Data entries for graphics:

------------

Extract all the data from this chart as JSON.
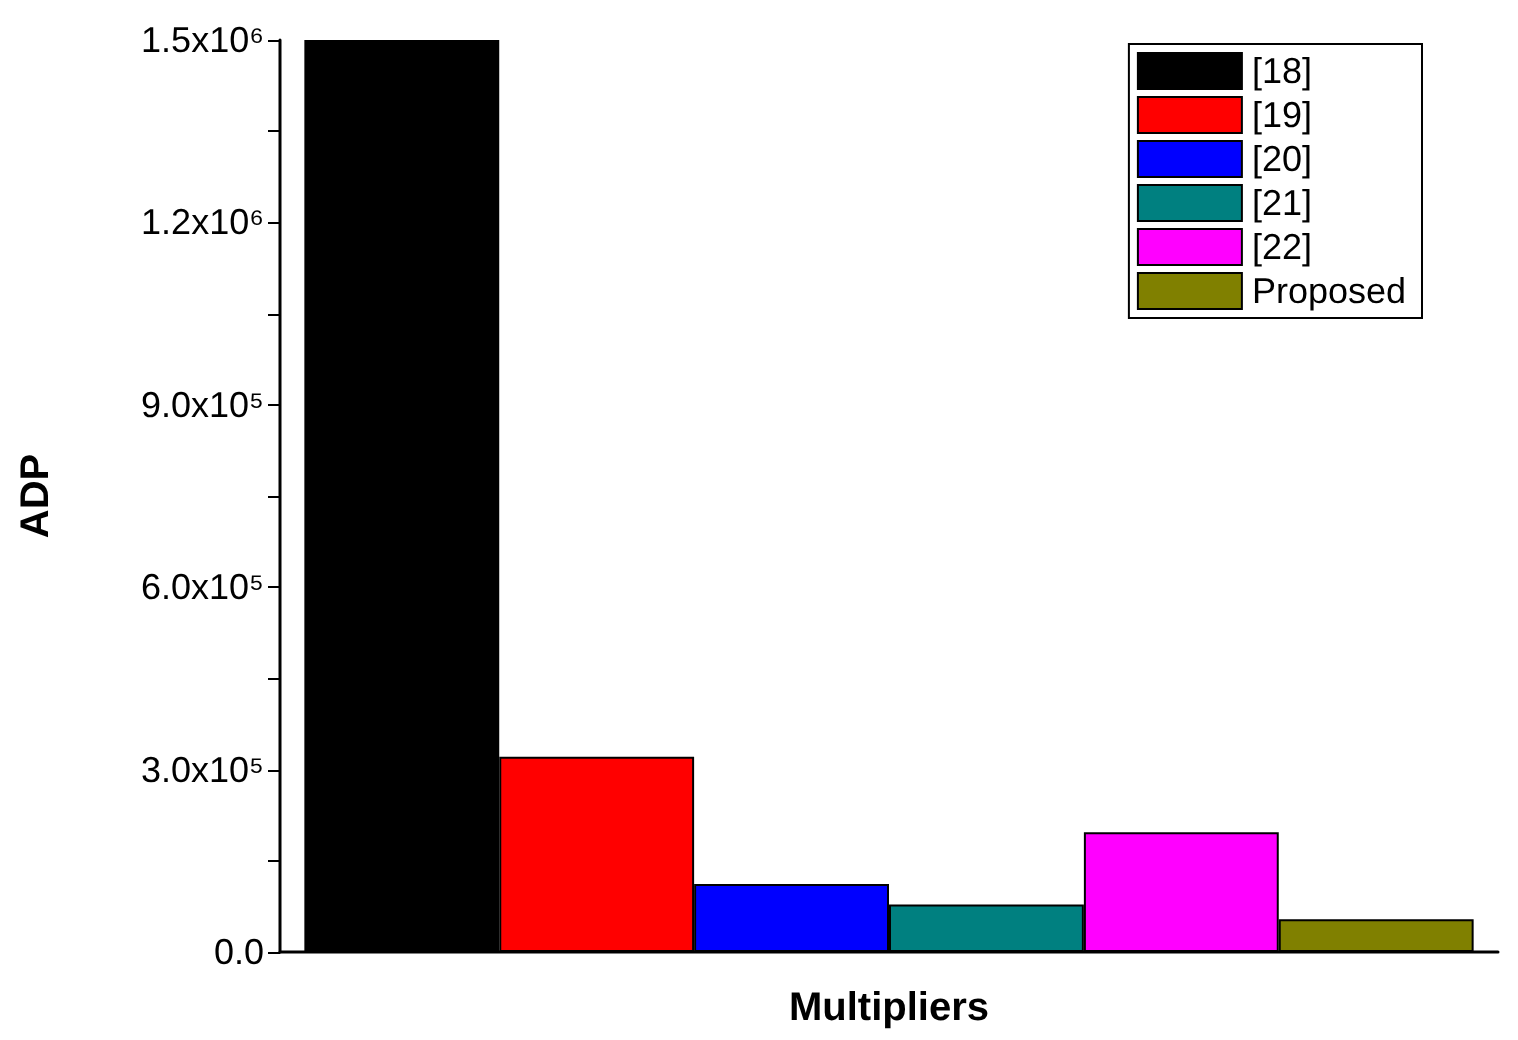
{
  "chart_data": {
    "type": "bar",
    "xlabel": "Multipliers",
    "ylabel": "ADP",
    "categories": [
      null
    ],
    "series": [
      {
        "name": "[18]",
        "color": "#000000",
        "values": [
          1500000
        ]
      },
      {
        "name": "[19]",
        "color": "#ff0000",
        "values": [
          321000
        ]
      },
      {
        "name": "[20]",
        "color": "#0000ff",
        "values": [
          112000
        ]
      },
      {
        "name": "[21]",
        "color": "#008080",
        "values": [
          78000
        ]
      },
      {
        "name": "[22]",
        "color": "#ff00ff",
        "values": [
          197000
        ]
      },
      {
        "name": "Proposed",
        "color": "#808000",
        "values": [
          54000
        ]
      }
    ],
    "ylim": [
      0,
      1500000
    ],
    "yticks": [
      {
        "value": 0,
        "label": "0.0"
      },
      {
        "value": 150000,
        "label": null
      },
      {
        "value": 300000,
        "label": "3.0x10⁵"
      },
      {
        "value": 450000,
        "label": null
      },
      {
        "value": 600000,
        "label": "6.0x10⁵"
      },
      {
        "value": 750000,
        "label": null
      },
      {
        "value": 900000,
        "label": "9.0x10⁵"
      },
      {
        "value": 1050000,
        "label": null
      },
      {
        "value": 1200000,
        "label": "1.2x10⁶"
      },
      {
        "value": 1350000,
        "label": null
      },
      {
        "value": 1500000,
        "label": "1.5x10⁶"
      }
    ],
    "grid": false,
    "legend": "top right"
  }
}
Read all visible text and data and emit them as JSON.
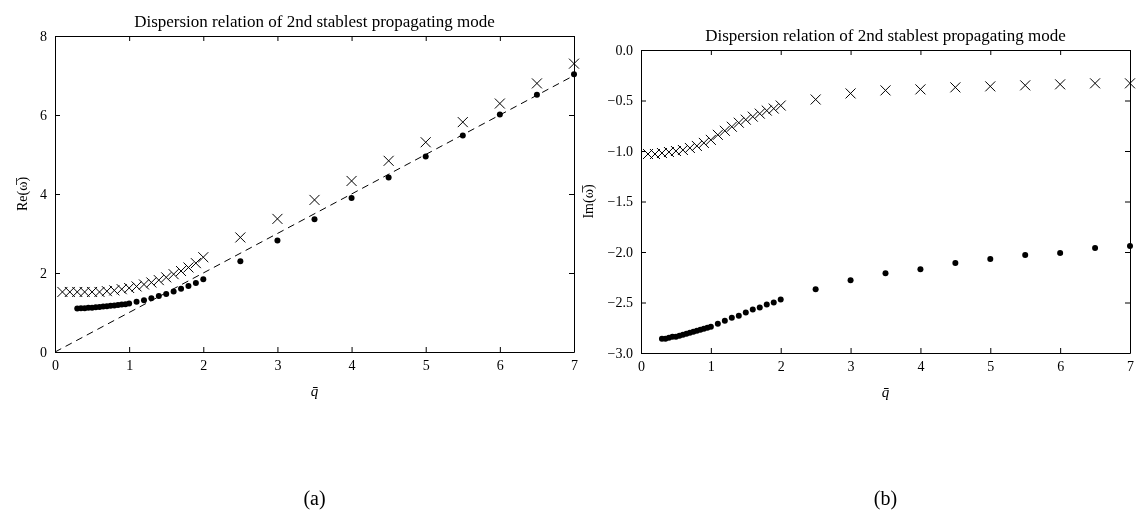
{
  "chart_data": [
    {
      "type": "scatter",
      "title": "Dispersion relation of 2nd stablest propagating mode",
      "xlabel": "q̄",
      "ylabel": "Re(ω̅)",
      "xlim": [
        0,
        7
      ],
      "ylim": [
        0,
        8
      ],
      "xticks": [
        0,
        1,
        2,
        3,
        4,
        5,
        6,
        7
      ],
      "yticks": [
        0,
        2,
        4,
        6,
        8
      ],
      "grid": false,
      "annotations": [
        "(a)"
      ],
      "series": [
        {
          "type": "scatter",
          "marker": "cross",
          "color": "#000000",
          "x": [
            0.1,
            0.2,
            0.3,
            0.4,
            0.5,
            0.6,
            0.7,
            0.8,
            0.9,
            1.0,
            1.1,
            1.2,
            1.3,
            1.4,
            1.5,
            1.6,
            1.7,
            1.8,
            1.9,
            2.0,
            2.5,
            3,
            3.5,
            4,
            4.5,
            5,
            5.5,
            6,
            6.5,
            7
          ],
          "values": [
            1.52,
            1.52,
            1.52,
            1.52,
            1.52,
            1.52,
            1.54,
            1.56,
            1.59,
            1.62,
            1.66,
            1.71,
            1.76,
            1.82,
            1.89,
            1.97,
            2.05,
            2.14,
            2.25,
            2.4,
            2.9,
            3.37,
            3.85,
            4.33,
            4.84,
            5.31,
            5.82,
            6.29,
            6.8,
            7.3
          ]
        },
        {
          "type": "scatter",
          "marker": "circle",
          "color": "#000000",
          "x": [
            0.3,
            0.35,
            0.4,
            0.45,
            0.5,
            0.55,
            0.6,
            0.65,
            0.7,
            0.75,
            0.8,
            0.85,
            0.9,
            0.95,
            1.0,
            1.1,
            1.2,
            1.3,
            1.4,
            1.5,
            1.6,
            1.7,
            1.8,
            1.9,
            2.0,
            2.5,
            3,
            3.5,
            4,
            4.5,
            5,
            5.5,
            6,
            6.5,
            7
          ],
          "values": [
            1.1,
            1.11,
            1.11,
            1.12,
            1.12,
            1.13,
            1.14,
            1.15,
            1.16,
            1.17,
            1.18,
            1.19,
            1.2,
            1.21,
            1.23,
            1.27,
            1.31,
            1.36,
            1.42,
            1.47,
            1.53,
            1.6,
            1.67,
            1.75,
            1.84,
            2.3,
            2.82,
            3.36,
            3.9,
            4.42,
            4.95,
            5.48,
            6.01,
            6.51,
            7.03
          ]
        },
        {
          "type": "line",
          "marker": "none",
          "line_style": "dashed",
          "color": "#000000",
          "x": [
            0,
            7
          ],
          "values": [
            0,
            7
          ]
        }
      ]
    },
    {
      "type": "scatter",
      "title": "Dispersion relation of 2nd stablest propagating mode",
      "xlabel": "q̄",
      "ylabel": "Im(ω̅)",
      "xlim": [
        0,
        7
      ],
      "ylim": [
        -3,
        0
      ],
      "xticks": [
        0,
        1,
        2,
        3,
        4,
        5,
        6,
        7
      ],
      "yticks": [
        {
          "value": -3,
          "label": "−3.0"
        },
        {
          "value": -2.5,
          "label": "−2.5"
        },
        {
          "value": -2,
          "label": "−2.0"
        },
        {
          "value": -1.5,
          "label": "−1.5"
        },
        {
          "value": -1,
          "label": "−1.0"
        },
        {
          "value": -0.5,
          "label": "−0.5"
        },
        {
          "value": 0,
          "label": "0.0"
        }
      ],
      "grid": false,
      "annotations": [
        "(b)"
      ],
      "series": [
        {
          "type": "scatter",
          "marker": "cross",
          "color": "#000000",
          "x": [
            0.1,
            0.2,
            0.3,
            0.4,
            0.5,
            0.6,
            0.7,
            0.8,
            0.9,
            1.0,
            1.1,
            1.2,
            1.3,
            1.4,
            1.5,
            1.6,
            1.7,
            1.8,
            1.9,
            2.0,
            2.5,
            3,
            3.5,
            4,
            4.5,
            5,
            5.5,
            6,
            6.5,
            7
          ],
          "values": [
            -1.03,
            -1.03,
            -1.02,
            -1.01,
            -1.0,
            -0.99,
            -0.97,
            -0.95,
            -0.92,
            -0.89,
            -0.84,
            -0.8,
            -0.76,
            -0.72,
            -0.69,
            -0.66,
            -0.63,
            -0.6,
            -0.58,
            -0.55,
            -0.49,
            -0.43,
            -0.4,
            -0.39,
            -0.37,
            -0.36,
            -0.35,
            -0.34,
            -0.33,
            -0.33
          ]
        },
        {
          "type": "scatter",
          "marker": "circle",
          "color": "#000000",
          "x": [
            0.3,
            0.35,
            0.4,
            0.45,
            0.5,
            0.55,
            0.6,
            0.65,
            0.7,
            0.75,
            0.8,
            0.85,
            0.9,
            0.95,
            1.0,
            1.1,
            1.2,
            1.3,
            1.4,
            1.5,
            1.6,
            1.7,
            1.8,
            1.9,
            2.0,
            2.5,
            3,
            3.5,
            4,
            4.5,
            5,
            5.5,
            6,
            6.5,
            7
          ],
          "values": [
            -2.86,
            -2.86,
            -2.85,
            -2.84,
            -2.84,
            -2.83,
            -2.82,
            -2.81,
            -2.8,
            -2.79,
            -2.78,
            -2.77,
            -2.76,
            -2.75,
            -2.74,
            -2.71,
            -2.68,
            -2.65,
            -2.63,
            -2.6,
            -2.57,
            -2.55,
            -2.52,
            -2.5,
            -2.47,
            -2.37,
            -2.28,
            -2.21,
            -2.17,
            -2.11,
            -2.07,
            -2.03,
            -2.01,
            -1.96,
            -1.94
          ]
        }
      ]
    }
  ]
}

------------

* [Problem] Could you reproduce every record above exactly, leaving out the pictures?

* [Correct answer]
Extract all the data from this chart as JSON.
{
  "chart_data": {
    "type": "bar",
    "xlabel": "Multipliers",
    "ylabel": "ADP",
    "categories": [
      null
    ],
    "series": [
      {
        "name": "[18]",
        "color": "#000000",
        "values": [
          1500000
        ]
      },
      {
        "name": "[19]",
        "color": "#ff0000",
        "values": [
          321000
        ]
      },
      {
        "name": "[20]",
        "color": "#0000ff",
        "values": [
          112000
        ]
      },
      {
        "name": "[21]",
        "color": "#008080",
        "values": [
          78000
        ]
      },
      {
        "name": "[22]",
        "color": "#ff00ff",
        "values": [
          197000
        ]
      },
      {
        "name": "Proposed",
        "color": "#808000",
        "values": [
          54000
        ]
      }
    ],
    "ylim": [
      0,
      1500000
    ],
    "yticks": [
      {
        "value": 0,
        "label": "0.0"
      },
      {
        "value": 150000,
        "label": null
      },
      {
        "value": 300000,
        "label": "3.0x10⁵"
      },
      {
        "value": 450000,
        "label": null
      },
      {
        "value": 600000,
        "label": "6.0x10⁵"
      },
      {
        "value": 750000,
        "label": null
      },
      {
        "value": 900000,
        "label": "9.0x10⁵"
      },
      {
        "value": 1050000,
        "label": null
      },
      {
        "value": 1200000,
        "label": "1.2x10⁶"
      },
      {
        "value": 1350000,
        "label": null
      },
      {
        "value": 1500000,
        "label": "1.5x10⁶"
      }
    ],
    "grid": false,
    "legend": "top right"
  }
}
Read all visible text and data and emit them as JSON.
{
  "chart_data": [
    {
      "type": "scatter",
      "title": "Dispersion relation of 2nd stablest propagating mode",
      "xlabel": "q̄",
      "ylabel": "Re(ω̅)",
      "xlim": [
        0,
        7
      ],
      "ylim": [
        0,
        8
      ],
      "xticks": [
        0,
        1,
        2,
        3,
        4,
        5,
        6,
        7
      ],
      "yticks": [
        0,
        2,
        4,
        6,
        8
      ],
      "grid": false,
      "annotations": [
        "(a)"
      ],
      "series": [
        {
          "type": "scatter",
          "marker": "cross",
          "color": "#000000",
          "x": [
            0.1,
            0.2,
            0.3,
            0.4,
            0.5,
            0.6,
            0.7,
            0.8,
            0.9,
            1.0,
            1.1,
            1.2,
            1.3,
            1.4,
            1.5,
            1.6,
            1.7,
            1.8,
            1.9,
            2.0,
            2.5,
            3,
            3.5,
            4,
            4.5,
            5,
            5.5,
            6,
            6.5,
            7
          ],
          "values": [
            1.52,
            1.52,
            1.52,
            1.52,
            1.52,
            1.52,
            1.54,
            1.56,
            1.59,
            1.62,
            1.66,
            1.71,
            1.76,
            1.82,
            1.89,
            1.97,
            2.05,
            2.14,
            2.25,
            2.4,
            2.9,
            3.37,
            3.85,
            4.33,
            4.84,
            5.31,
            5.82,
            6.29,
            6.8,
            7.3
          ]
        },
        {
          "type": "scatter",
          "marker": "circle",
          "color": "#000000",
          "x": [
            0.3,
            0.35,
            0.4,
            0.45,
            0.5,
            0.55,
            0.6,
            0.65,
            0.7,
            0.75,
            0.8,
            0.85,
            0.9,
            0.95,
            1.0,
            1.1,
            1.2,
            1.3,
            1.4,
            1.5,
            1.6,
            1.7,
            1.8,
            1.9,
            2.0,
            2.5,
            3,
            3.5,
            4,
            4.5,
            5,
            5.5,
            6,
            6.5,
            7
          ],
          "values": [
            1.1,
            1.11,
            1.11,
            1.12,
            1.12,
            1.13,
            1.14,
            1.15,
            1.16,
            1.17,
            1.18,
            1.19,
            1.2,
            1.21,
            1.23,
            1.27,
            1.31,
            1.36,
            1.42,
            1.47,
            1.53,
            1.6,
            1.67,
            1.75,
            1.84,
            2.3,
            2.82,
            3.36,
            3.9,
            4.42,
            4.95,
            5.48,
            6.01,
            6.51,
            7.03
          ]
        },
        {
          "type": "line",
          "marker": "none",
          "line_style": "dashed",
          "color": "#000000",
          "x": [
            0,
            7
          ],
          "values": [
            0,
            7
          ]
        }
      ]
    },
    {
      "type": "scatter",
      "title": "Dispersion relation of 2nd stablest propagating mode",
      "xlabel": "q̄",
      "ylabel": "Im(ω̅)",
      "xlim": [
        0,
        7
      ],
      "ylim": [
        -3,
        0
      ],
      "xticks": [
        0,
        1,
        2,
        3,
        4,
        5,
        6,
        7
      ],
      "yticks": [
        {
          "value": -3,
          "label": "−3.0"
        },
        {
          "value": -2.5,
          "label": "−2.5"
        },
        {
          "value": -2,
          "label": "−2.0"
        },
        {
          "value": -1.5,
          "label": "−1.5"
        },
        {
          "value": -1,
          "label": "−1.0"
        },
        {
          "value": -0.5,
          "label": "−0.5"
        },
        {
          "value": 0,
          "label": "0.0"
        }
      ],
      "grid": false,
      "annotations": [
        "(b)"
      ],
      "series": [
        {
          "type": "scatter",
          "marker": "cross",
          "color": "#000000",
          "x": [
            0.1,
            0.2,
            0.3,
            0.4,
            0.5,
            0.6,
            0.7,
            0.8,
            0.9,
            1.0,
            1.1,
            1.2,
            1.3,
            1.4,
            1.5,
            1.6,
            1.7,
            1.8,
            1.9,
            2.0,
            2.5,
            3,
            3.5,
            4,
            4.5,
            5,
            5.5,
            6,
            6.5,
            7
          ],
          "values": [
            -1.03,
            -1.03,
            -1.02,
            -1.01,
            -1.0,
            -0.99,
            -0.97,
            -0.95,
            -0.92,
            -0.89,
            -0.84,
            -0.8,
            -0.76,
            -0.72,
            -0.69,
            -0.66,
            -0.63,
            -0.6,
            -0.58,
            -0.55,
            -0.49,
            -0.43,
            -0.4,
            -0.39,
            -0.37,
            -0.36,
            -0.35,
            -0.34,
            -0.33,
            -0.33
          ]
        },
        {
          "type": "scatter",
          "marker": "circle",
          "color": "#000000",
          "x": [
            0.3,
            0.35,
            0.4,
            0.45,
            0.5,
            0.55,
            0.6,
            0.65,
            0.7,
            0.75,
            0.8,
            0.85,
            0.9,
            0.95,
            1.0,
            1.1,
            1.2,
            1.3,
            1.4,
            1.5,
            1.6,
            1.7,
            1.8,
            1.9,
            2.0,
            2.5,
            3,
            3.5,
            4,
            4.5,
            5,
            5.5,
            6,
            6.5,
            7
          ],
          "values": [
            -2.86,
            -2.86,
            -2.85,
            -2.84,
            -2.84,
            -2.83,
            -2.82,
            -2.81,
            -2.8,
            -2.79,
            -2.78,
            -2.77,
            -2.76,
            -2.75,
            -2.74,
            -2.71,
            -2.68,
            -2.65,
            -2.63,
            -2.6,
            -2.57,
            -2.55,
            -2.52,
            -2.5,
            -2.47,
            -2.37,
            -2.28,
            -2.21,
            -2.17,
            -2.11,
            -2.07,
            -2.03,
            -2.01,
            -1.96,
            -1.94
          ]
        }
      ]
    }
  ]
}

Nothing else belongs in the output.